◆ Records for the exercise:
==========

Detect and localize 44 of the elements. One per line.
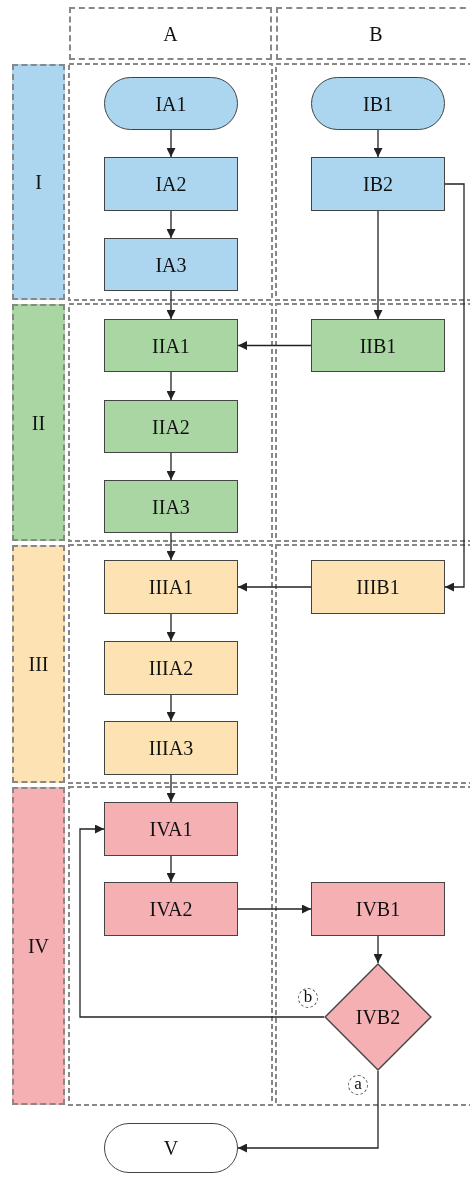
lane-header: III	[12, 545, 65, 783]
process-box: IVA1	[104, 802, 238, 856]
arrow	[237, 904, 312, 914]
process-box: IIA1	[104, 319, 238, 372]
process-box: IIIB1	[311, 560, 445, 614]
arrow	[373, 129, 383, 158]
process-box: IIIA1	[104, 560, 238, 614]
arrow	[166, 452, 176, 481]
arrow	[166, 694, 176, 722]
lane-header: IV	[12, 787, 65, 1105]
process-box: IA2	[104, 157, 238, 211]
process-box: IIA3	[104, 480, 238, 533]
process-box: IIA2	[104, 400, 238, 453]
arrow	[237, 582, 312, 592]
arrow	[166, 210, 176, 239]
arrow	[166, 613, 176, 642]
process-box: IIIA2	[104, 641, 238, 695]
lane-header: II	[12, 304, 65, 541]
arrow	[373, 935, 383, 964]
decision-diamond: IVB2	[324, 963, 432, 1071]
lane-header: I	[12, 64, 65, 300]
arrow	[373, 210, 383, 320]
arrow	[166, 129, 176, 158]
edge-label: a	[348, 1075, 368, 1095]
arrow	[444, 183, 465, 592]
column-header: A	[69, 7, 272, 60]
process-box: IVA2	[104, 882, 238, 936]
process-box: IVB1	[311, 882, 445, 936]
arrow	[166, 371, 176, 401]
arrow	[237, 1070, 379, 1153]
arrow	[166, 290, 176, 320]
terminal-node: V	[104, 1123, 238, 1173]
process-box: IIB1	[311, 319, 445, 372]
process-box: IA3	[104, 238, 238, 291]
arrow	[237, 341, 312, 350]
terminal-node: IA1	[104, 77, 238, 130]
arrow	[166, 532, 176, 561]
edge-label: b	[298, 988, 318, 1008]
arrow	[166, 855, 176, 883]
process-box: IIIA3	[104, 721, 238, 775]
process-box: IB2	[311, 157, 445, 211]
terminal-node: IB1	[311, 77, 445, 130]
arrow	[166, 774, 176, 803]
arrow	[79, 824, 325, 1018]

==========

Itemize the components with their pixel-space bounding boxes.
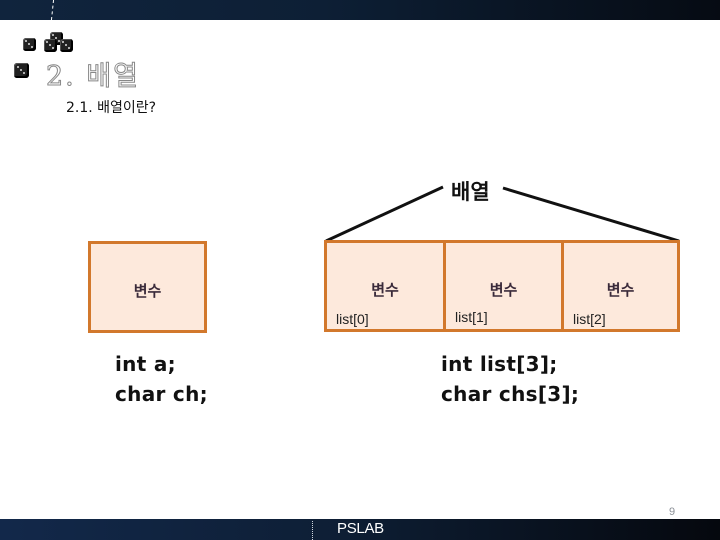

==========

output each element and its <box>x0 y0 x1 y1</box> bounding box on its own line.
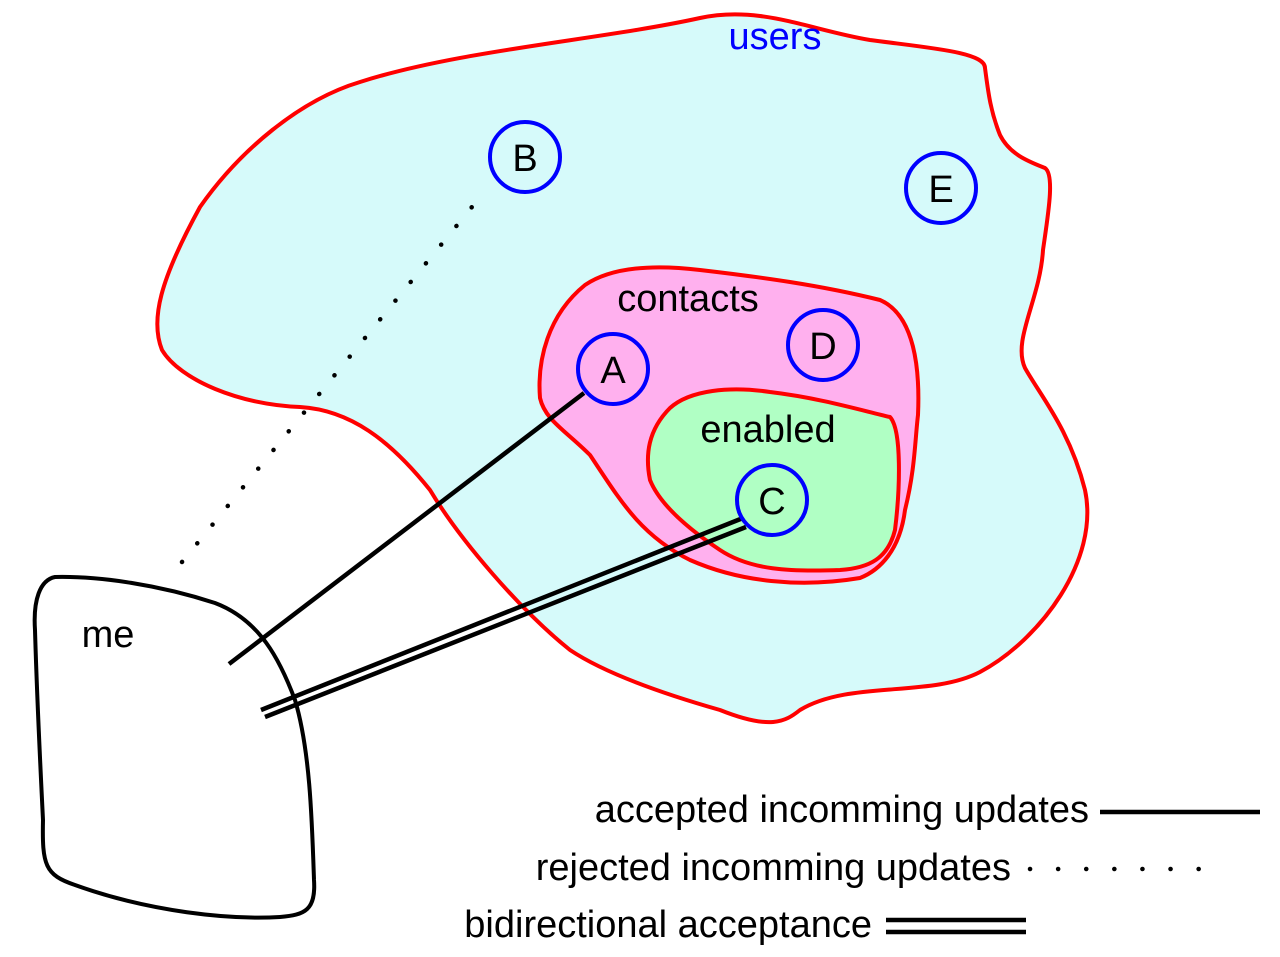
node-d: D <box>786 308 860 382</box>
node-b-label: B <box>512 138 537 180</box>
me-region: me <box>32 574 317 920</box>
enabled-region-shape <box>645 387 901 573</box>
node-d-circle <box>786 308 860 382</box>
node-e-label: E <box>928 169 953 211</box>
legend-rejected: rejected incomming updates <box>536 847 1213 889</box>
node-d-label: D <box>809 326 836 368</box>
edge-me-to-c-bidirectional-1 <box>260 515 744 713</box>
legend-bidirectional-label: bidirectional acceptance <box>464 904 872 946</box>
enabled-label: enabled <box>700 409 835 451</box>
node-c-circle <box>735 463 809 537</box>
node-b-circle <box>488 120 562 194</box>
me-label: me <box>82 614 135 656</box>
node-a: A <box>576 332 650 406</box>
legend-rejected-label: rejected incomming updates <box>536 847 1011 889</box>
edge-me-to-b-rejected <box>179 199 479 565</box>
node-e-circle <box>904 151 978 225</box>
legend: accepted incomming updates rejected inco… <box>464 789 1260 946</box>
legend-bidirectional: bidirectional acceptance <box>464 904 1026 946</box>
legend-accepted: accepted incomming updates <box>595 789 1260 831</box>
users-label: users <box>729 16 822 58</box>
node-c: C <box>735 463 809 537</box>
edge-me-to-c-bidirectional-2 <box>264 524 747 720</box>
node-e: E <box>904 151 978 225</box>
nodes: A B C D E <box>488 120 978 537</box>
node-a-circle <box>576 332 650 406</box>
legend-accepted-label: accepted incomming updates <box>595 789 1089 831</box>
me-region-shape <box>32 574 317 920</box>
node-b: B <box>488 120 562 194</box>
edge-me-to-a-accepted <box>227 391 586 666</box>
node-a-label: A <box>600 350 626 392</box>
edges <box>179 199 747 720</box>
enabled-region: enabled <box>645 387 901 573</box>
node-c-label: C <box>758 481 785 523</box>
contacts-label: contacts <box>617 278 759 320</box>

==========

◆ Exercise objective: Reproduce the records from the line with "Detect and localize" up to and including the line with "64, 65, 300]", putting "swimlane-header" wherever "lane-header" appears and leaving everything else as it is. Leave the pictures out.

◆ Result:
Detect and localize 44 of the elements. One per line.
swimlane-header: III	[12, 545, 65, 783]
process-box: IVA1	[104, 802, 238, 856]
arrow	[237, 904, 312, 914]
process-box: IIA1	[104, 319, 238, 372]
process-box: IIIB1	[311, 560, 445, 614]
arrow	[373, 129, 383, 158]
process-box: IIIA1	[104, 560, 238, 614]
arrow	[166, 452, 176, 481]
arrow	[166, 694, 176, 722]
swimlane-header: IV	[12, 787, 65, 1105]
process-box: IA2	[104, 157, 238, 211]
process-box: IIA3	[104, 480, 238, 533]
process-box: IIA2	[104, 400, 238, 453]
arrow	[237, 582, 312, 592]
arrow	[166, 210, 176, 239]
arrow	[166, 613, 176, 642]
process-box: IIIA2	[104, 641, 238, 695]
swimlane-header: II	[12, 304, 65, 541]
arrow	[373, 935, 383, 964]
decision-diamond: IVB2	[324, 963, 432, 1071]
swimlane-header: I	[12, 64, 65, 300]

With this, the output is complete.